■ What the task requires
In the following material, identify every line holding the string "smotey" and return it.
— START Dataset rows —
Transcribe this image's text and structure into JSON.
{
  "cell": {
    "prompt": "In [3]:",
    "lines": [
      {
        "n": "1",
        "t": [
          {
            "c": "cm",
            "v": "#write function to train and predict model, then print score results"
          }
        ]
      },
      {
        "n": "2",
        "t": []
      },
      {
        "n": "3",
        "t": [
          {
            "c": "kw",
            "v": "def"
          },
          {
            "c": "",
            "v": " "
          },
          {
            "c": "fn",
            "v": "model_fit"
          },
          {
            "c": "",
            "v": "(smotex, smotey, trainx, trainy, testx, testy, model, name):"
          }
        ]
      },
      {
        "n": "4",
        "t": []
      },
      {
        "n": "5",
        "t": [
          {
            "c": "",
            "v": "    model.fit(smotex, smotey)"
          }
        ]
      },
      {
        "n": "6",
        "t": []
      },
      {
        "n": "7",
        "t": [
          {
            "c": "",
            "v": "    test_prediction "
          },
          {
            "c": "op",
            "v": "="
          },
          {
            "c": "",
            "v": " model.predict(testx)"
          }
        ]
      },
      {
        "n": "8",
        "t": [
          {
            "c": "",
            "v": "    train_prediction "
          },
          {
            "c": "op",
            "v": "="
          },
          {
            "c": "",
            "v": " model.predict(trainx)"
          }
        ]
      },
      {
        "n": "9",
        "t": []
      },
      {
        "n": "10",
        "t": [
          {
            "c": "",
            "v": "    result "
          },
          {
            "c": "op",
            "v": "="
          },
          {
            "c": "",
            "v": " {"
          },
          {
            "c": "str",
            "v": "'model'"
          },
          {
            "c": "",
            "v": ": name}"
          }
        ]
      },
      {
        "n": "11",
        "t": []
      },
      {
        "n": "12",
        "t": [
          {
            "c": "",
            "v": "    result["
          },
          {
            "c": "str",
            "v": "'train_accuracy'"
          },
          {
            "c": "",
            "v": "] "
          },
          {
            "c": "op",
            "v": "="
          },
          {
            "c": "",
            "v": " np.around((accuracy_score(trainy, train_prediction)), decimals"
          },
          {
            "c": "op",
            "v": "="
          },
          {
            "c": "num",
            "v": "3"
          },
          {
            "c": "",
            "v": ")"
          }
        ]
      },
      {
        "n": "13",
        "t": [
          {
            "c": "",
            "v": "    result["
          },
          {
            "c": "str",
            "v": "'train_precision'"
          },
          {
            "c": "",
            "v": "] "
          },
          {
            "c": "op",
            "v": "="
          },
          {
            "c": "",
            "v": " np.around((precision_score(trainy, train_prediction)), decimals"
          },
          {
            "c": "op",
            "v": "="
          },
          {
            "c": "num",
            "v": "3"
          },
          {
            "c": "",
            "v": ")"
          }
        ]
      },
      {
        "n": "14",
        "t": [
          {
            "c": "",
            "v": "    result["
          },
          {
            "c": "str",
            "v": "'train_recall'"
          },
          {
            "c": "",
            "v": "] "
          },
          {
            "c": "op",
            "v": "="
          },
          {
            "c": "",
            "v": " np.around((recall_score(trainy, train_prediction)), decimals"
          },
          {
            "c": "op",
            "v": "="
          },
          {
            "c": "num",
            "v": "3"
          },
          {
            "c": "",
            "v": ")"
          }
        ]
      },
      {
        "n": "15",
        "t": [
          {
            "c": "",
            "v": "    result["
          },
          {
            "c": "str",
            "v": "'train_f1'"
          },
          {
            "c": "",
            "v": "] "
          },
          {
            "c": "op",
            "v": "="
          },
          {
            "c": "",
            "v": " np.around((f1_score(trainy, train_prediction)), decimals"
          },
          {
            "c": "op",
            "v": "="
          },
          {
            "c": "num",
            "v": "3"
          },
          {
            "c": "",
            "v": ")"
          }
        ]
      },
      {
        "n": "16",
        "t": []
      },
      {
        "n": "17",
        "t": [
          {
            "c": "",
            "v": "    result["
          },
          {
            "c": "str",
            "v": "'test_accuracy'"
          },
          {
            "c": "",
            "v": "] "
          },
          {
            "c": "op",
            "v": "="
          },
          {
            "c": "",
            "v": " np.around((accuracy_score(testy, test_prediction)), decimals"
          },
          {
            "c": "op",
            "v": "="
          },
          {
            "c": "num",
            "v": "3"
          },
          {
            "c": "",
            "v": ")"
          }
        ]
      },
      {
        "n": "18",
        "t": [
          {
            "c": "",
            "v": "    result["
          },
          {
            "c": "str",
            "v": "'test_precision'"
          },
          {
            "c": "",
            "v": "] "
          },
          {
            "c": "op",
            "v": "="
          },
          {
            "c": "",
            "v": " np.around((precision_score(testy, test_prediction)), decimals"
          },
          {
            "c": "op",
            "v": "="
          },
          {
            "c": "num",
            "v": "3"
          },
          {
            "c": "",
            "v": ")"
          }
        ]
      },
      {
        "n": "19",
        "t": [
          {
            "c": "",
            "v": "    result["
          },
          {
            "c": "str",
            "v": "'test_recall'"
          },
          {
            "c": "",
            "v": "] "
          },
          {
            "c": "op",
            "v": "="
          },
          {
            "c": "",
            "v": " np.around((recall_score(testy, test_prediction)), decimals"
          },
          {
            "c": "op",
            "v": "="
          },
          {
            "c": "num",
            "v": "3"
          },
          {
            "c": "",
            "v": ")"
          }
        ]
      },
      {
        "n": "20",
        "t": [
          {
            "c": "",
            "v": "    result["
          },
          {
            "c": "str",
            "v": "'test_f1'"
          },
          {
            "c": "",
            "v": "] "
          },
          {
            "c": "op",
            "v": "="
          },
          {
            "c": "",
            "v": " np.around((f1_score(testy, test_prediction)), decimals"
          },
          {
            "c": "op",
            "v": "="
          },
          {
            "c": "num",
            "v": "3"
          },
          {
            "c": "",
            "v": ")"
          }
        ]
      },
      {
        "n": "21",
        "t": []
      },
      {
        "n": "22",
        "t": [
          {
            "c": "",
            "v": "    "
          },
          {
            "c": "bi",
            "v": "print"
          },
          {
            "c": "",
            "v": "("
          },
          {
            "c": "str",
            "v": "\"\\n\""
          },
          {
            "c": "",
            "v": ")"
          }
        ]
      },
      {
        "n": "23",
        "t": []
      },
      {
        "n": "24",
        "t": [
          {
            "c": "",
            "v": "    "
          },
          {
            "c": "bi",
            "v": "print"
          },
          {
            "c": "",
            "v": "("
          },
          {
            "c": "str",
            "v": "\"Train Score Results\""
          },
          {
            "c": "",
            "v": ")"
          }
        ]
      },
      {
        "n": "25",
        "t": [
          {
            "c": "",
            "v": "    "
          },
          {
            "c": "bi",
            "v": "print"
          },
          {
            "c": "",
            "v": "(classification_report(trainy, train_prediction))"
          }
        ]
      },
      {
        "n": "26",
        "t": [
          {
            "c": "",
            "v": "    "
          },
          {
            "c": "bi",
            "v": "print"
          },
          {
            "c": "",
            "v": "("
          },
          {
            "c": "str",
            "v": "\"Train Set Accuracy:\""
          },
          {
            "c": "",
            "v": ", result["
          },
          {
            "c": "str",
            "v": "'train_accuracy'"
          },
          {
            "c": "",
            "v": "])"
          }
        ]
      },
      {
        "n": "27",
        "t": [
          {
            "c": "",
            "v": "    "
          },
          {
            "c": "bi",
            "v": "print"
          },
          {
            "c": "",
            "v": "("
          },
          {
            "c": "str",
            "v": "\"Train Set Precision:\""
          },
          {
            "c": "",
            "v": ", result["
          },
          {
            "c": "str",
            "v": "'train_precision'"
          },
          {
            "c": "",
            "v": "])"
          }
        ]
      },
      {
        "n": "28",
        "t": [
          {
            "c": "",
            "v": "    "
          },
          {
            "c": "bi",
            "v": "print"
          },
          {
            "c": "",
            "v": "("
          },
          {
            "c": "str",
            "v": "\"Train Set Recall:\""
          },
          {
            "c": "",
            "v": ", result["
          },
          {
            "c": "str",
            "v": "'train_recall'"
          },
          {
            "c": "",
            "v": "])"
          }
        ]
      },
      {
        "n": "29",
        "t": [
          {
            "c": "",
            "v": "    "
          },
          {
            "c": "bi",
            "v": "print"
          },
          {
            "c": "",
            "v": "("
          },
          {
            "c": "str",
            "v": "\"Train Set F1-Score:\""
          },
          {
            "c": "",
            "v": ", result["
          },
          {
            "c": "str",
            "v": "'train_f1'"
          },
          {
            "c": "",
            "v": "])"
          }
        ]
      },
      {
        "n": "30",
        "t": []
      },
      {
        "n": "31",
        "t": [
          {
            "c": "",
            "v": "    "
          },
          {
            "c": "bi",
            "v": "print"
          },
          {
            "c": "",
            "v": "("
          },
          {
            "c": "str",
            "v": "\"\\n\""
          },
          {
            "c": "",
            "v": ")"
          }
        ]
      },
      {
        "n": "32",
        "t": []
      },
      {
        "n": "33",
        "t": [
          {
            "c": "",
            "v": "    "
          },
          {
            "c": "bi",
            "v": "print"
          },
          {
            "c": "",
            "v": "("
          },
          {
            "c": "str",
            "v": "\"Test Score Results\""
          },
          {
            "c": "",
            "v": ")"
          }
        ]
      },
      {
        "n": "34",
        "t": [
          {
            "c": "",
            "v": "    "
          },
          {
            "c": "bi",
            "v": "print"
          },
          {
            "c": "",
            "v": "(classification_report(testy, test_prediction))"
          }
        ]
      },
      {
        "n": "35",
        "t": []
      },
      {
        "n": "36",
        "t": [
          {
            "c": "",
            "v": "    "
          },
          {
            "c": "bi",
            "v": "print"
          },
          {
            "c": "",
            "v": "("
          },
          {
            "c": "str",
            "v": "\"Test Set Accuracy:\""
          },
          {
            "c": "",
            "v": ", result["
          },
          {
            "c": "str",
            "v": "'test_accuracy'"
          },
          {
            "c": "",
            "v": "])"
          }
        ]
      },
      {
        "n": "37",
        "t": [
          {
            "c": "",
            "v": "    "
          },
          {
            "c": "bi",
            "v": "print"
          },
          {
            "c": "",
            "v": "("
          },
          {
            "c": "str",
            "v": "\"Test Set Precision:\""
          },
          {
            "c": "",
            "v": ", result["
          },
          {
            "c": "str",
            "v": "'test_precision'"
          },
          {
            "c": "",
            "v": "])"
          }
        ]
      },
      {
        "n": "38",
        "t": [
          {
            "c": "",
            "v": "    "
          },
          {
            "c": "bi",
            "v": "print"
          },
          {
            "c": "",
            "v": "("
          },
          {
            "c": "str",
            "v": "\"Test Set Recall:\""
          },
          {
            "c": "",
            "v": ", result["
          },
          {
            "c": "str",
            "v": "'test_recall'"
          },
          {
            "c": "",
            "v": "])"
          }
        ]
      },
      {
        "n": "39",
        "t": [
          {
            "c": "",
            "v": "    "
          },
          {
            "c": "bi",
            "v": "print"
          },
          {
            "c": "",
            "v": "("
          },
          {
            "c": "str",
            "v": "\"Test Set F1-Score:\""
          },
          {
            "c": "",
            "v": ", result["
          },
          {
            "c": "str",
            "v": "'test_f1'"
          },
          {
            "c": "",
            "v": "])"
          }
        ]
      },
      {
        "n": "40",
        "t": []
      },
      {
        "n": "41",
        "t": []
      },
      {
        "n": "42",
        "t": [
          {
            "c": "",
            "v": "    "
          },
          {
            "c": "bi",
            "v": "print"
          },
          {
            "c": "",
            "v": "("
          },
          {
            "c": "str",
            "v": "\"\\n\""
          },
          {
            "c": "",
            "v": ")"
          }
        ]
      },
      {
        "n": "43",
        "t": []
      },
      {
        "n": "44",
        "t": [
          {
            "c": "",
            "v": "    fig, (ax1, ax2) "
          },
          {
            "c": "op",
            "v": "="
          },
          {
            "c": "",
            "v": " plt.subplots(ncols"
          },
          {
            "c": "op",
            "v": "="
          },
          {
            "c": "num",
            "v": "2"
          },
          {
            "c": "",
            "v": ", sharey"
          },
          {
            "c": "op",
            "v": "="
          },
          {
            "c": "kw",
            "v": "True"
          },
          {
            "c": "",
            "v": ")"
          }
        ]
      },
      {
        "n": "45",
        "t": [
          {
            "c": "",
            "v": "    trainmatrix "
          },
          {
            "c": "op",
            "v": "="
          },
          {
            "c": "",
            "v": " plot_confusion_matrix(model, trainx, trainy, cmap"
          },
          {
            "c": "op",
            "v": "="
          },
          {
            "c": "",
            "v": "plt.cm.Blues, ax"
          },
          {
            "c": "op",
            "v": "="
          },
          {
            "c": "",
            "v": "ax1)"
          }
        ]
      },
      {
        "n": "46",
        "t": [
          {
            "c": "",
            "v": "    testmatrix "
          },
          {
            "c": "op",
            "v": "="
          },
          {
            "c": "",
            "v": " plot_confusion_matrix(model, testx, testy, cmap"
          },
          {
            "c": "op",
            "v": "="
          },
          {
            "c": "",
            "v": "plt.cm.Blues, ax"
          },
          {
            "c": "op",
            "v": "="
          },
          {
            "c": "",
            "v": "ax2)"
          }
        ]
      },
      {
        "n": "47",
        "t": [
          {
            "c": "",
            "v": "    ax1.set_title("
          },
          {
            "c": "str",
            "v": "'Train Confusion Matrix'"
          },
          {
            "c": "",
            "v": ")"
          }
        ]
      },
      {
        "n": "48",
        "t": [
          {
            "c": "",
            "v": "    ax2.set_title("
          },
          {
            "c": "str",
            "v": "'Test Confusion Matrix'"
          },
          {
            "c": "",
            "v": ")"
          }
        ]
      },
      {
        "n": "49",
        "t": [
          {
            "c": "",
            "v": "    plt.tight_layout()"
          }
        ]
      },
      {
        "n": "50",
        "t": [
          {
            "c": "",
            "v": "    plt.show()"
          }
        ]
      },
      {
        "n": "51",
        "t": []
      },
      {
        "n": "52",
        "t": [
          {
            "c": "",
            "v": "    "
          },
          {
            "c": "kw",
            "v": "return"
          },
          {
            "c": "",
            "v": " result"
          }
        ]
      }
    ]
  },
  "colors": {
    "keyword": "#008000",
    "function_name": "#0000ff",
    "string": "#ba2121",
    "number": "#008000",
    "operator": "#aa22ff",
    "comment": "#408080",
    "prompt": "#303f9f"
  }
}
— END Dataset rows —
■ Exercise result
            "v": "(smotex, smotey, trainx, trainy, testx, testy, model, name):"
            "v": "    model.fit(smotex, smotey)"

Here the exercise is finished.